AVAILABLE RECORDS =
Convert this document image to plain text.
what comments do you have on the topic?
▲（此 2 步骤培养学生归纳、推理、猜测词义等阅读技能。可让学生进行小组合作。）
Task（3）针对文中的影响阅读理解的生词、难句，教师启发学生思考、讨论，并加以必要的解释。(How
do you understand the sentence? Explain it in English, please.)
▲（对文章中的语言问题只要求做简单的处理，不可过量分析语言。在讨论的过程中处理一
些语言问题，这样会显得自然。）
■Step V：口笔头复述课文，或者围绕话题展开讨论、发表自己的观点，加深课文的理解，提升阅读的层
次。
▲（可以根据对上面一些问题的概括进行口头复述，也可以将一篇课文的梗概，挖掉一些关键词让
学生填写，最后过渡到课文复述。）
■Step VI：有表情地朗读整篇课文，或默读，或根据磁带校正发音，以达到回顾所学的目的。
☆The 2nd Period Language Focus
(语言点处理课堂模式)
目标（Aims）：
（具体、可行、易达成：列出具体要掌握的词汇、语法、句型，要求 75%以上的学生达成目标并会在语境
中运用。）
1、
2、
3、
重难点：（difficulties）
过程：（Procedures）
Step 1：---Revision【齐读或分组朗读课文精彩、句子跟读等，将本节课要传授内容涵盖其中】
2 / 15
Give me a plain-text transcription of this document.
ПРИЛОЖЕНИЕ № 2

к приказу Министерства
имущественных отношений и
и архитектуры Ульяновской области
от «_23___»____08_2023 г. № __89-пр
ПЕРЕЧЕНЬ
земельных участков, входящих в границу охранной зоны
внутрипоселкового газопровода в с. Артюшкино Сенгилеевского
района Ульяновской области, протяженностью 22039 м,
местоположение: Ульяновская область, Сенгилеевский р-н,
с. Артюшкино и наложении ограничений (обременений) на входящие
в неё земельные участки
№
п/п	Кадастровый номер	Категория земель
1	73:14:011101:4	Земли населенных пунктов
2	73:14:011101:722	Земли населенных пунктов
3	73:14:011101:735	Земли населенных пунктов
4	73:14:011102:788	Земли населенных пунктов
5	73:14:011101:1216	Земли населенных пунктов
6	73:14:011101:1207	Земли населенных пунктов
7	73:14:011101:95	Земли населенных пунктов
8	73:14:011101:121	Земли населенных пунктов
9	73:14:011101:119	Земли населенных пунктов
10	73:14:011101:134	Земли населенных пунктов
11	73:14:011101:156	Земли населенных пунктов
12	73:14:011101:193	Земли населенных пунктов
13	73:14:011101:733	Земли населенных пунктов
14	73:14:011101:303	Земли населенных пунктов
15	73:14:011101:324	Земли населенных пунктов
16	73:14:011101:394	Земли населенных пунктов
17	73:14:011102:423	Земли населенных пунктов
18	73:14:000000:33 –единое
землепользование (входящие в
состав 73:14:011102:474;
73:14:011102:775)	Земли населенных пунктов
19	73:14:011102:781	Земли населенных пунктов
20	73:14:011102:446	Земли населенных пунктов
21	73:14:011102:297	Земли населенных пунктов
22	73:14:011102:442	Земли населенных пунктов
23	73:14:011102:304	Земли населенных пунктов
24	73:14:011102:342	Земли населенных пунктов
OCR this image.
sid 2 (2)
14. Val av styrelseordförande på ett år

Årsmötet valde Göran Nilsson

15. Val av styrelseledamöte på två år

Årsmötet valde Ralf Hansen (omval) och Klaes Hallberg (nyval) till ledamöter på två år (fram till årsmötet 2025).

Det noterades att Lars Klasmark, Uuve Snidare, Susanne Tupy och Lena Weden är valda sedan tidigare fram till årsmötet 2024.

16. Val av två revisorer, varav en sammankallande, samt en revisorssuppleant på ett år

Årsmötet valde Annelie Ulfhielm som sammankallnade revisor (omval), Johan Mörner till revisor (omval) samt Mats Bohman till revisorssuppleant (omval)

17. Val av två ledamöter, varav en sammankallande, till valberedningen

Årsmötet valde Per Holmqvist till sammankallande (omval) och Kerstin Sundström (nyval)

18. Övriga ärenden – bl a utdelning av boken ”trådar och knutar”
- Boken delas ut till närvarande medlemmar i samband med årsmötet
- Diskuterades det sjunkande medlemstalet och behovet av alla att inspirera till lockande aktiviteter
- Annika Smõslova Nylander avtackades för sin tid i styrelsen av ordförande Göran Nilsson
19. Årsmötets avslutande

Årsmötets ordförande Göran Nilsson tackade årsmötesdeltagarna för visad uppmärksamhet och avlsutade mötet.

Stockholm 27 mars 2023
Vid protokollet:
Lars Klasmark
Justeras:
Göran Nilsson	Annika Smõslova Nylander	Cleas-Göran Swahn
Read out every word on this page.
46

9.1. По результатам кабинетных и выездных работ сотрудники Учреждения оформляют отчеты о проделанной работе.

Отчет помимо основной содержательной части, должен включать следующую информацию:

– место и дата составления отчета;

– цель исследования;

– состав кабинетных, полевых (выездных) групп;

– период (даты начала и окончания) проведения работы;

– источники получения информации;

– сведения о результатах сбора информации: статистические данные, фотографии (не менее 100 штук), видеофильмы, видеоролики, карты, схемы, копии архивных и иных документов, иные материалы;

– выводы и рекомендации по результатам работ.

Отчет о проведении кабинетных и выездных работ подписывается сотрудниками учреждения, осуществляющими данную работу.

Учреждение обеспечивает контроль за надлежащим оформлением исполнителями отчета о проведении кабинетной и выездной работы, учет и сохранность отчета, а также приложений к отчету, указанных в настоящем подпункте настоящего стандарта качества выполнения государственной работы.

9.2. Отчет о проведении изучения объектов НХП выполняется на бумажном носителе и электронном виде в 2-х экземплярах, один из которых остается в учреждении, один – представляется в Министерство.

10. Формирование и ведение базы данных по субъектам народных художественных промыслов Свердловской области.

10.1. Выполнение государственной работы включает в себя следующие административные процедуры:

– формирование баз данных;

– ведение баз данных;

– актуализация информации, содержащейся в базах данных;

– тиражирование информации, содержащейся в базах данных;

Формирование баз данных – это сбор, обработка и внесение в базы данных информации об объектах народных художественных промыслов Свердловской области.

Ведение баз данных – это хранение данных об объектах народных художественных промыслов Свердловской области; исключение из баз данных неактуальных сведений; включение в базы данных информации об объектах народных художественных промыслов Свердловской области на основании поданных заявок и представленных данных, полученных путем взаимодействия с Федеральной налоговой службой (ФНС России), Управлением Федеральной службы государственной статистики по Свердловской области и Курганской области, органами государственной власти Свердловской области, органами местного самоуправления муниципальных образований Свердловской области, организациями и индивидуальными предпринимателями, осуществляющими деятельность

REQUEST = Please output the entire listing exactly as it stands.

ANSWER IN FULL =
Convert this document image to plain text.
what comments do you have on the topic?
▲（此 2 步骤培养学生归纳、推理、猜测词义等阅读技能。可让学生进行小组合作。）
Task（3）针对文中的影响阅读理解的生词、难句，教师启发学生思考、讨论，并加以必要的解释。(How
do you understand the sentence? Explain it in English, please.)
▲（对文章中的语言问题只要求做简单的处理，不可过量分析语言。在讨论的过程中处理一
些语言问题，这样会显得自然。）
■Step V：口笔头复述课文，或者围绕话题展开讨论、发表自己的观点，加深课文的理解，提升阅读的层
次。
▲（可以根据对上面一些问题的概括进行口头复述，也可以将一篇课文的梗概，挖掉一些关键词让
学生填写，最后过渡到课文复述。）
■Step VI：有表情地朗读整篇课文，或默读，或根据磁带校正发音，以达到回顾所学的目的。
☆The 2nd Period Language Focus
(语言点处理课堂模式)
目标（Aims）：
（具体、可行、易达成：列出具体要掌握的词汇、语法、句型，要求 75%以上的学生达成目标并会在语境
中运用。）
1、
2、
3、
重难点：（difficulties）
过程：（Procedures）
Step 1：---Revision【齐读或分组朗读课文精彩、句子跟读等，将本节课要传授内容涵盖其中】
2 / 15
Give me a plain-text transcription of this document.
ПРИЛОЖЕНИЕ № 2

к приказу Министерства
имущественных отношений и
и архитектуры Ульяновской области
от «_23___»____08_2023 г. № __89-пр
ПЕРЕЧЕНЬ
земельных участков, входящих в границу охранной зоны
внутрипоселкового газопровода в с. Артюшкино Сенгилеевского
района Ульяновской области, протяженностью 22039 м,
местоположение: Ульяновская область, Сенгилеевский р-н,
с. Артюшкино и наложении ограничений (обременений) на входящие
в неё земельные участки
№
п/п	Кадастровый номер	Категория земель
1	73:14:011101:4	Земли населенных пунктов
2	73:14:011101:722	Земли населенных пунктов
3	73:14:011101:735	Земли населенных пунктов
4	73:14:011102:788	Земли населенных пунктов
5	73:14:011101:1216	Земли населенных пунктов
6	73:14:011101:1207	Земли населенных пунктов
7	73:14:011101:95	Земли населенных пунктов
8	73:14:011101:121	Земли населенных пунктов
9	73:14:011101:119	Земли населенных пунктов
10	73:14:011101:134	Земли населенных пунктов
11	73:14:011101:156	Земли населенных пунктов
12	73:14:011101:193	Земли населенных пунктов
13	73:14:011101:733	Земли населенных пунктов
14	73:14:011101:303	Земли населенных пунктов
15	73:14:011101:324	Земли населенных пунктов
16	73:14:011101:394	Земли населенных пунктов
17	73:14:011102:423	Земли населенных пунктов
18	73:14:000000:33 –единое
землепользование (входящие в
состав 73:14:011102:474;
73:14:011102:775)	Земли населенных пунктов
19	73:14:011102:781	Земли населенных пунктов
20	73:14:011102:446	Земли населенных пунктов
21	73:14:011102:297	Земли населенных пунктов
22	73:14:011102:442	Земли населенных пунктов
23	73:14:011102:304	Земли населенных пунктов
24	73:14:011102:342	Земли населенных пунктов
OCR this image.
sid 2 (2)
14. Val av styrelseordförande på ett år

Årsmötet valde Göran Nilsson

15. Val av styrelseledamöte på två år

Årsmötet valde Ralf Hansen (omval) och Klaes Hallberg (nyval) till ledamöter på två år (fram till årsmötet 2025).

Det noterades att Lars Klasmark, Uuve Snidare, Susanne Tupy och Lena Weden är valda sedan tidigare fram till årsmötet 2024.

16. Val av två revisorer, varav en sammankallande, samt en revisorssuppleant på ett år

Årsmötet valde Annelie Ulfhielm som sammankallnade revisor (omval), Johan Mörner till revisor (omval) samt Mats Bohman till revisorssuppleant (omval)

17. Val av två ledamöter, varav en sammankallande, till valberedningen

Årsmötet valde Per Holmqvist till sammankallande (omval) och Kerstin Sundström (nyval)

18. Övriga ärenden – bl a utdelning av boken ”trådar och knutar”
- Boken delas ut till närvarande medlemmar i samband med årsmötet
- Diskuterades det sjunkande medlemstalet och behovet av alla att inspirera till lockande aktiviteter
- Annika Smõslova Nylander avtackades för sin tid i styrelsen av ordförande Göran Nilsson
19. Årsmötets avslutande

Årsmötets ordförande Göran Nilsson tackade årsmötesdeltagarna för visad uppmärksamhet och avlsutade mötet.

Stockholm 27 mars 2023
Vid protokollet:
Lars Klasmark
Justeras:
Göran Nilsson	Annika Smõslova Nylander	Cleas-Göran Swahn
Read out every word on this page.
46

9.1. По результатам кабинетных и выездных работ сотрудники Учреждения оформляют отчеты о проделанной работе.

Отчет помимо основной содержательной части, должен включать следующую информацию:

– место и дата составления отчета;

– цель исследования;

– состав кабинетных, полевых (выездных) групп;

– период (даты начала и окончания) проведения работы;

– источники получения информации;

– сведения о результатах сбора информации: статистические данные, фотографии (не менее 100 штук), видеофильмы, видеоролики, карты, схемы, копии архивных и иных документов, иные материалы;

– выводы и рекомендации по результатам работ.

Отчет о проведении кабинетных и выездных работ подписывается сотрудниками учреждения, осуществляющими данную работу.

Учреждение обеспечивает контроль за надлежащим оформлением исполнителями отчета о проведении кабинетной и выездной работы, учет и сохранность отчета, а также приложений к отчету, указанных в настоящем подпункте настоящего стандарта качества выполнения государственной работы.

9.2. Отчет о проведении изучения объектов НХП выполняется на бумажном носителе и электронном виде в 2-х экземплярах, один из которых остается в учреждении, один – представляется в Министерство.

10. Формирование и ведение базы данных по субъектам народных художественных промыслов Свердловской области.

10.1. Выполнение государственной работы включает в себя следующие административные процедуры:

– формирование баз данных;

– ведение баз данных;

– актуализация информации, содержащейся в базах данных;

– тиражирование информации, содержащейся в базах данных;

Формирование баз данных – это сбор, обработка и внесение в базы данных информации об объектах народных художественных промыслов Свердловской области.

Ведение баз данных – это хранение данных об объектах народных художественных промыслов Свердловской области; исключение из баз данных неактуальных сведений; включение в базы данных информации об объектах народных художественных промыслов Свердловской области на основании поданных заявок и представленных данных, полученных путем взаимодействия с Федеральной налоговой службой (ФНС России), Управлением Федеральной службы государственной статистики по Свердловской области и Курганской области, органами государственной власти Свердловской области, органами местного самоуправления муниципальных образований Свердловской области, организациями и индивидуальными предпринимателями, осуществляющими деятельность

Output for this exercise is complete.